[What is needed]: From the listing below, select every line where the word "ylabel" appears.

[Material shown]:
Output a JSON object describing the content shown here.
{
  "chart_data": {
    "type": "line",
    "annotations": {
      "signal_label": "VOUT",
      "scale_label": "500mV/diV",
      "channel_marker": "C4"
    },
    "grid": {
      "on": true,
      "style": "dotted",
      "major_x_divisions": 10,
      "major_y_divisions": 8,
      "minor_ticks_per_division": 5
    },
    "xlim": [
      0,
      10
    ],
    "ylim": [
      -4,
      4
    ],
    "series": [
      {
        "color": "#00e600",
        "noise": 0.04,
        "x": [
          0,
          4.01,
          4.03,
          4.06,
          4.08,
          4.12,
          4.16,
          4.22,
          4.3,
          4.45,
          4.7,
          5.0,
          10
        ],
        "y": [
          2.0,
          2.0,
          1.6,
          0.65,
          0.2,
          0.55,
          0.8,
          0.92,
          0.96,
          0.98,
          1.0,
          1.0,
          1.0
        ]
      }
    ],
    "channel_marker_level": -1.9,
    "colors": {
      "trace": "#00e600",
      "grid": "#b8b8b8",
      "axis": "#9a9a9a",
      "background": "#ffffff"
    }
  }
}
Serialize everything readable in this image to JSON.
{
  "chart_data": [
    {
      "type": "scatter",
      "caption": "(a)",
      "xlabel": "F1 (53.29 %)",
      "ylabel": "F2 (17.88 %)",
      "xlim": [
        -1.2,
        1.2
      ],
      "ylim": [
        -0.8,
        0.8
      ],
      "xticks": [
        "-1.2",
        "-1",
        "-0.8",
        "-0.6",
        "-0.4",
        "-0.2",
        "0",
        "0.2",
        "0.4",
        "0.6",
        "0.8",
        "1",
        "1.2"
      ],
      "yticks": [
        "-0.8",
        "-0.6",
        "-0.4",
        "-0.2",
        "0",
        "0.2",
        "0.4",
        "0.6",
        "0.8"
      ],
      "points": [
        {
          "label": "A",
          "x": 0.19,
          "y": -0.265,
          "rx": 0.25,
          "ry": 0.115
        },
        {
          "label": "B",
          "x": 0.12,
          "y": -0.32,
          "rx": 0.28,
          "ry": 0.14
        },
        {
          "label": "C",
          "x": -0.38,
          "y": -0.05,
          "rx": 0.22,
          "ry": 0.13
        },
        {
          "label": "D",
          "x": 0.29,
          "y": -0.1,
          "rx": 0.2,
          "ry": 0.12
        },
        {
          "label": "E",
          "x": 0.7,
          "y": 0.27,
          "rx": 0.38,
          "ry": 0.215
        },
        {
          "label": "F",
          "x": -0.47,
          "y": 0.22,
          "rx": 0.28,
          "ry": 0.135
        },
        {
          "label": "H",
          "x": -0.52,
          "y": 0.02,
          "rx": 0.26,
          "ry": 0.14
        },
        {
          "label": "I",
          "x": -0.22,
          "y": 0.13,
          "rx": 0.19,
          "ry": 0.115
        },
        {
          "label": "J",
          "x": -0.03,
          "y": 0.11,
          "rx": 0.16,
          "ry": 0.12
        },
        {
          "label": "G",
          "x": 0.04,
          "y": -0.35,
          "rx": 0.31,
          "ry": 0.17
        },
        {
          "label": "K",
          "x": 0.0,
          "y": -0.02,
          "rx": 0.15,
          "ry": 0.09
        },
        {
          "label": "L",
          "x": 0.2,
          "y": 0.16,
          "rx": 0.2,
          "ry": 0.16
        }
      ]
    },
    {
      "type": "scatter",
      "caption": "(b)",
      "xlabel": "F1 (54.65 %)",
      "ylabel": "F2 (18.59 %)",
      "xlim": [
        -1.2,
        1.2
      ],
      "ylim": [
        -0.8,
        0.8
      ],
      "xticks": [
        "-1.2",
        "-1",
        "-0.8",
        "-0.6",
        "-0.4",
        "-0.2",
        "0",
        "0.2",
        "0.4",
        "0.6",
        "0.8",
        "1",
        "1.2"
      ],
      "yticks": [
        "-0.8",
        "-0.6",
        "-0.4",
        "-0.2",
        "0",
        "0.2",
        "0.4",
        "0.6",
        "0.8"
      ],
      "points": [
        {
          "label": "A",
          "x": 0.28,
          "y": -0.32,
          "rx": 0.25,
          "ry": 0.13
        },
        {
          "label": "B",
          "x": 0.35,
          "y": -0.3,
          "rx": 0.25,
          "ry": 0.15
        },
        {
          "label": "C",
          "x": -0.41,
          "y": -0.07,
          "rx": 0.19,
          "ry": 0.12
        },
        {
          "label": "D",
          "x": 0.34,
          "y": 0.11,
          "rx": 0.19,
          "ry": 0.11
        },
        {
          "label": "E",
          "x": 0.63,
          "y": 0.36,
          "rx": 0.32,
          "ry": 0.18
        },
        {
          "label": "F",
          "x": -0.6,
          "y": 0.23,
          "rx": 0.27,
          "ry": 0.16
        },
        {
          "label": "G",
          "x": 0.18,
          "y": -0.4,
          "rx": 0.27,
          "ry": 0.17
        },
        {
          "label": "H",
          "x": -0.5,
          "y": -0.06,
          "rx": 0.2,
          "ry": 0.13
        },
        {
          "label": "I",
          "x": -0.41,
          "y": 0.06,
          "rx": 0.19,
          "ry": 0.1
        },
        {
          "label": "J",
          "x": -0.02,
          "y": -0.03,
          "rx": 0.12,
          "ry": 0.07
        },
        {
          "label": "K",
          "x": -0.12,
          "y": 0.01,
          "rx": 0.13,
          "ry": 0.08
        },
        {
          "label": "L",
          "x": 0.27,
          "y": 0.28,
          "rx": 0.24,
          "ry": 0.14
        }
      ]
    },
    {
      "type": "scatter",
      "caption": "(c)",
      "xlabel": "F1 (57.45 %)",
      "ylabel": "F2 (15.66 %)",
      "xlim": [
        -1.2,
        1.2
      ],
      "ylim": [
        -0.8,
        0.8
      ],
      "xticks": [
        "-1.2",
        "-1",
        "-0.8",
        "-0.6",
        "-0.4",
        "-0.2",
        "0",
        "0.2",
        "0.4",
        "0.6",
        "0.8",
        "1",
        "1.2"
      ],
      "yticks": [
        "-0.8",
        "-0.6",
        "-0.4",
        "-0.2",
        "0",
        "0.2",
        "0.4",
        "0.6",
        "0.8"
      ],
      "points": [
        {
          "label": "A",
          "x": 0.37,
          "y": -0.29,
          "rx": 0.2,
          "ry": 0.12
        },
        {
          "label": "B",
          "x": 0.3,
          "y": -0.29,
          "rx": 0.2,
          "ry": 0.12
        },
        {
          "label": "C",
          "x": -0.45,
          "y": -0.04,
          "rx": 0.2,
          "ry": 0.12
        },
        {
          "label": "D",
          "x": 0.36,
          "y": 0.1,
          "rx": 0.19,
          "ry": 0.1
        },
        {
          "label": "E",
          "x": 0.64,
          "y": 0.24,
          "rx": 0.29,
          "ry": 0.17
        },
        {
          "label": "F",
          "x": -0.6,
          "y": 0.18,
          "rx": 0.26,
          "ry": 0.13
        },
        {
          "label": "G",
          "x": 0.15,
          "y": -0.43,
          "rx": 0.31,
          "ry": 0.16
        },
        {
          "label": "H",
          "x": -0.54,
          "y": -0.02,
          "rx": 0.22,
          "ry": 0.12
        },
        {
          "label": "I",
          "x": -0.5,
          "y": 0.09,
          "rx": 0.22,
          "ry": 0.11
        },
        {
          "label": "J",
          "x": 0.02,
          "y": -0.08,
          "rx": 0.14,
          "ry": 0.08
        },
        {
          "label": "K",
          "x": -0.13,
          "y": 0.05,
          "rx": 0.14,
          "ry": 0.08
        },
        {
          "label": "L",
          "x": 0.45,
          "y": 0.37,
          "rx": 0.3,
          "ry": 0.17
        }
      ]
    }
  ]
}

[Solved exercise]:
      "ylabel": "F2 (17.88 %)",
      "ylabel": "F2 (18.59 %)",
      "ylabel": "F2 (15.66 %)",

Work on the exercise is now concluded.